Items listed in a dataset

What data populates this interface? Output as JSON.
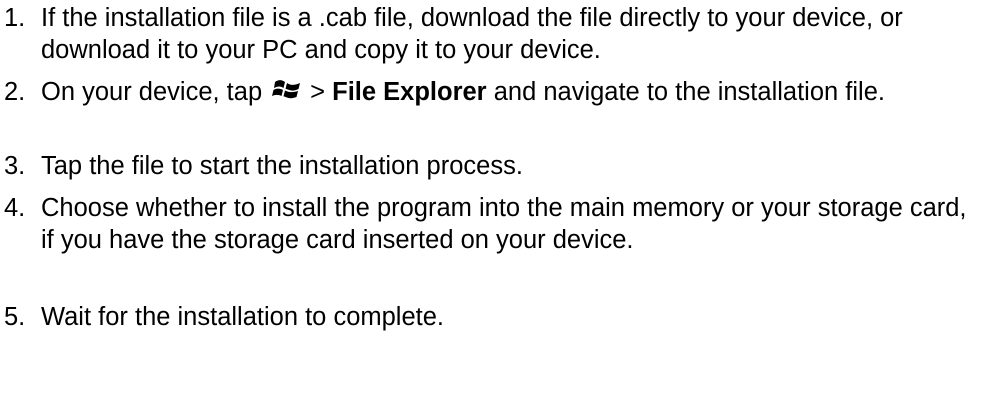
{
  "steps": [
    {
      "number": "1.",
      "text": "If the installation file is a .cab file, download the file directly to your device, or download it to your PC and copy it to your device."
    },
    {
      "number": "2.",
      "prefix": "On your device, tap",
      "icon": "windows-start-icon",
      "separator": ">",
      "bold": "File Explorer",
      "suffix": "and navigate to the installation file."
    },
    {
      "number": "3.",
      "text": "Tap the file to start the installation process."
    },
    {
      "number": "4.",
      "text": "Choose whether to install the program into the main memory or your storage card, if you have the storage card inserted on your device."
    },
    {
      "number": "5.",
      "text": "Wait for the installation to complete."
    }
  ]
}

PROBLEM STATEMENT: Track down every line holding the string "text" and copy it.

OUTPUT FOR THIS EXERCISE:
      "text": "If the installation file is a .cab file, download the file directly to your device, or download it to your PC and copy it to your device."
      "text": "Tap the file to start the installation process."
      "text": "Choose whether to install the program into the main memory or your storage card, if you have the storage card inserted on your device."
      "text": "Wait for the installation to complete."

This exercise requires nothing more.